EXERCISE GOAL: Output every record below exactly as it appears.

EXERCISE MATERIAL:

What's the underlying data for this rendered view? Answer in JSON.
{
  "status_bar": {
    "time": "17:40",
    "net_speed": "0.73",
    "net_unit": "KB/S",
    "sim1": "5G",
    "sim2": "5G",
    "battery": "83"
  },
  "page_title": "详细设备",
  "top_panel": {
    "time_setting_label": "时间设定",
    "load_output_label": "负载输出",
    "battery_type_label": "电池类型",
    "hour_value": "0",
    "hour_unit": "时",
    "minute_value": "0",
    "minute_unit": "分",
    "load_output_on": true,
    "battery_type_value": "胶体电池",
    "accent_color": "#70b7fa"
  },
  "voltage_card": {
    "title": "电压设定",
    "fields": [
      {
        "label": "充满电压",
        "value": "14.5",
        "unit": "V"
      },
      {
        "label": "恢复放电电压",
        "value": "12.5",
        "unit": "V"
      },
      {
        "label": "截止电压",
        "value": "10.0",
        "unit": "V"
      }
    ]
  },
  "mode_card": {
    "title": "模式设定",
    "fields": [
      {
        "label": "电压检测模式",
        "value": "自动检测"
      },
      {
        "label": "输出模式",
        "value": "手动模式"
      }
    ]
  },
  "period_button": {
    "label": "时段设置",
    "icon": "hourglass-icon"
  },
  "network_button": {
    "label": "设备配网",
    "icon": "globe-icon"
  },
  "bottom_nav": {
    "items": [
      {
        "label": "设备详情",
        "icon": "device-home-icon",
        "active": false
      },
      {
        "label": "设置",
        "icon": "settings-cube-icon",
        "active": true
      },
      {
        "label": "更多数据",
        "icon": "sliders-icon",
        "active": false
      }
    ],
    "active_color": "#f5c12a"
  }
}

FINAL RESULT:
What's the underlying data for this rendered view? Answer in JSON.
{
  "status_bar": {
    "time": "17:40",
    "net_speed": "0.73",
    "net_unit": "KB/S",
    "sim1": "5G",
    "sim2": "5G",
    "battery": "83"
  },
  "page_title": "详细设备",
  "top_panel": {
    "time_setting_label": "时间设定",
    "load_output_label": "负载输出",
    "battery_type_label": "电池类型",
    "hour_value": "0",
    "hour_unit": "时",
    "minute_value": "0",
    "minute_unit": "分",
    "load_output_on": true,
    "battery_type_value": "胶体电池",
    "accent_color": "#70b7fa"
  },
  "voltage_card": {
    "title": "电压设定",
    "fields": [
      {
        "label": "充满电压",
        "value": "14.5",
        "unit": "V"
      },
      {
        "label": "恢复放电电压",
        "value": "12.5",
        "unit": "V"
      },
      {
        "label": "截止电压",
        "value": "10.0",
        "unit": "V"
      }
    ]
  },
  "mode_card": {
    "title": "模式设定",
    "fields": [
      {
        "label": "电压检测模式",
        "value": "自动检测"
      },
      {
        "label": "输出模式",
        "value": "手动模式"
      }
    ]
  },
  "period_button": {
    "label": "时段设置",
    "icon": "hourglass-icon"
  },
  "network_button": {
    "label": "设备配网",
    "icon": "globe-icon"
  },
  "bottom_nav": {
    "items": [
      {
        "label": "设备详情",
        "icon": "device-home-icon",
        "active": false
      },
      {
        "label": "设置",
        "icon": "settings-cube-icon",
        "active": true
      },
      {
        "label": "更多数据",
        "icon": "sliders-icon",
        "active": false
      }
    ],
    "active_color": "#f5c12a"
  }
}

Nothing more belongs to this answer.